Task prompt
Scan the entries for the string "with" and give the number of lines that have it, nothing further.

Given data
--- begin ---

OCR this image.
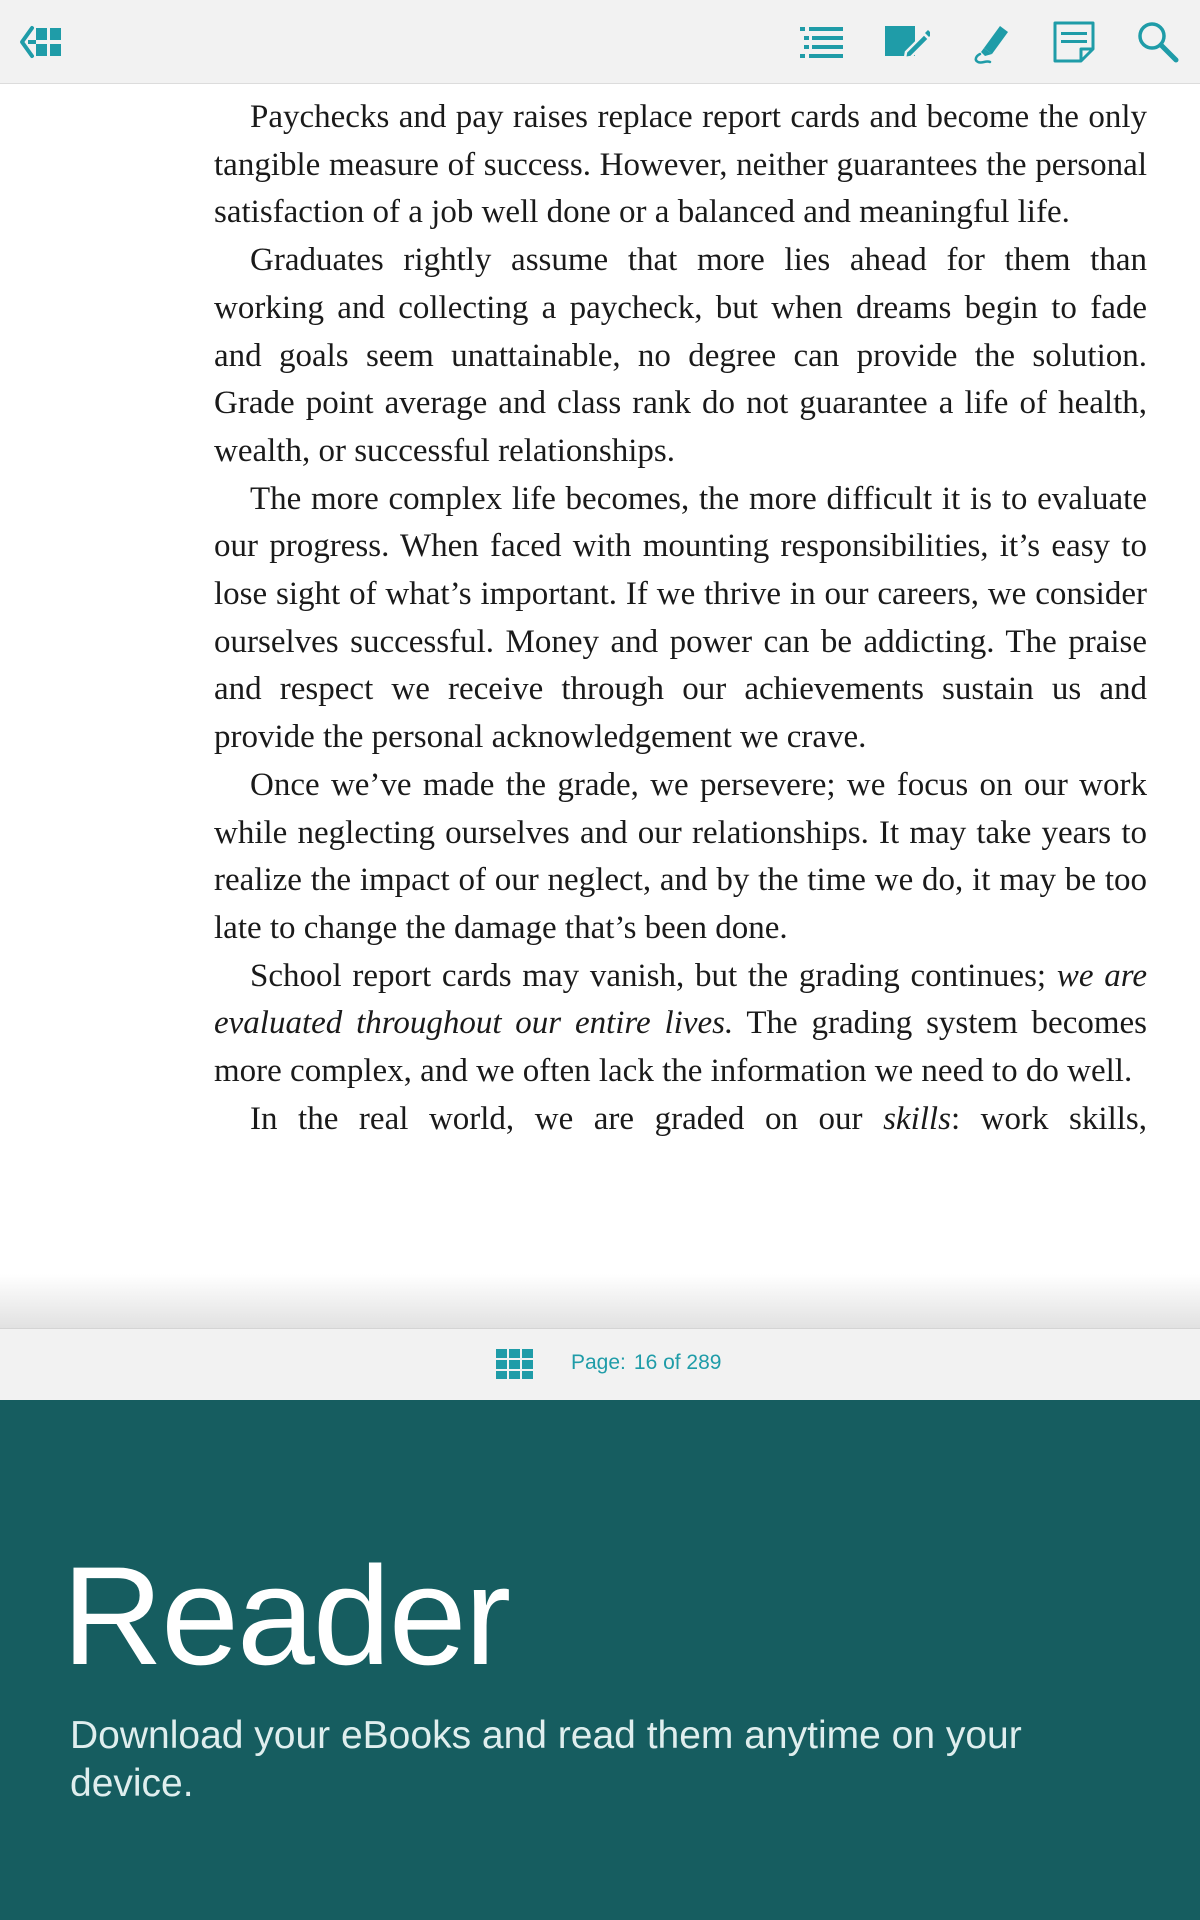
Paychecks and pay raises replace report cards and become the only tangible measure of success. However, neither guarantees the personal satisfaction of a job well done or a balanced and meaningful life.

Graduates rightly assume that more lies ahead for them than working and collecting a paycheck, but when dreams begin to fade and goals seem unattainable, no degree can provide the solution. Grade point average and class rank do not guarantee a life of health, wealth, or successful relationships.

The more complex life becomes, the more difficult it is to evaluate our progress. When faced with mounting responsibilities, it’s easy to lose sight of what’s important. If we thrive in our careers, we consider ourselves successful. Money and power can be addicting. The praise and respect we receive through our achievements sustain us and provide the personal acknowledgement we crave.

Once we’ve made the grade, we persevere; we focus on our work while neglecting ourselves and our relationships. It may take years to realize the impact of our neglect, and by the time we do, it may be too late to change the damage that’s been done.

School report cards may vanish, but the grading continues; we are evaluated throughout our entire lives. The grading system becomes more complex, and we often lack the information we need to do well.

In the real world, we are graded on our skills: work skills,

Page: 16 of 289
Reader

Download your eBooks and read them anytime on your device.
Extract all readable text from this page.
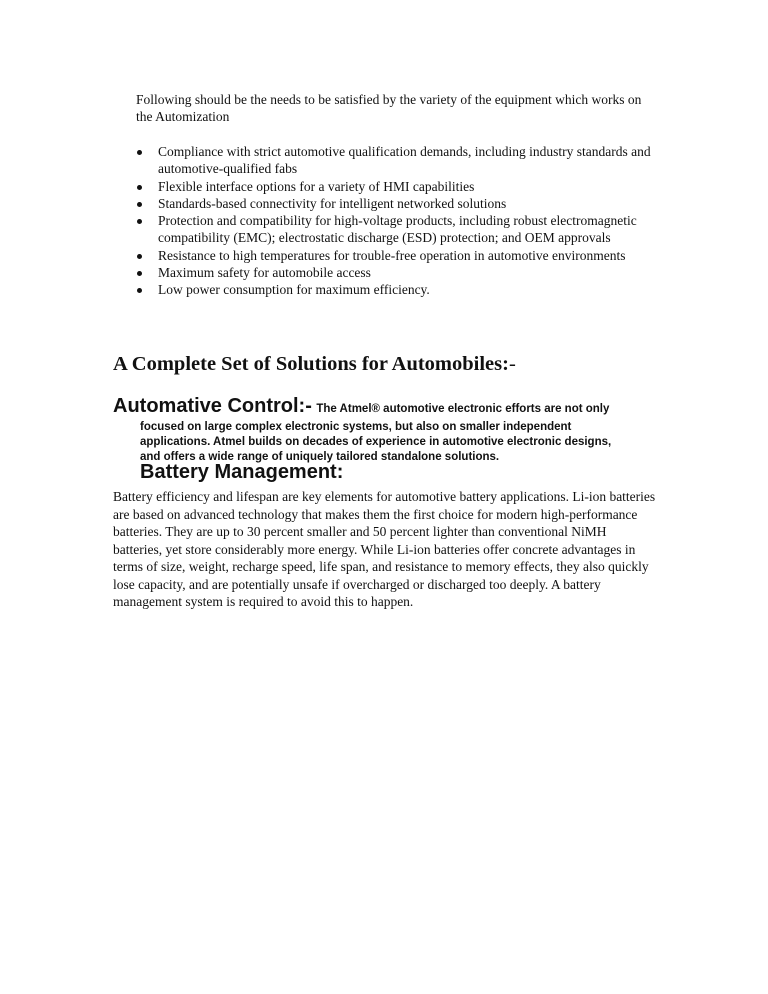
Following should be the needs to be satisfied by the variety of the equipment which works on the Automization

Compliance with strict automotive qualification demands, including industry standards and automotive-qualified fabs
Flexible interface options for a variety of HMI capabilities
Standards-based connectivity for intelligent networked solutions
Protection and compatibility for high-voltage products, including robust electromagnetic compatibility (EMC); electrostatic discharge (ESD) protection; and OEM approvals
Resistance to high temperatures for trouble-free operation in automotive environments
Maximum safety for automobile access
Low power consumption for maximum efficiency.
A Complete Set of Solutions for Automobiles:-

Automative Control:- The Atmel® automotive electronic efforts are not only

focused on large complex electronic systems, but also on smaller independent

applications. Atmel builds on decades of experience in automotive electronic designs,

and offers a wide range of uniquely tailored standalone solutions.

Battery Management:

Battery efficiency and lifespan are key elements for automotive battery applications. Li-ion batteries are based on advanced technology that makes them the first choice for modern high-performance batteries. They are up to 30 percent smaller and 50 percent lighter than conventional NiMH batteries, yet store considerably more energy. While Li-ion batteries offer concrete advantages in terms of size, weight, recharge speed, life span, and resistance to memory effects, they also quickly lose capacity, and are potentially unsafe if overcharged or discharged too deeply. A battery management system is required to avoid this to happen.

--- end ---

Exercise output
2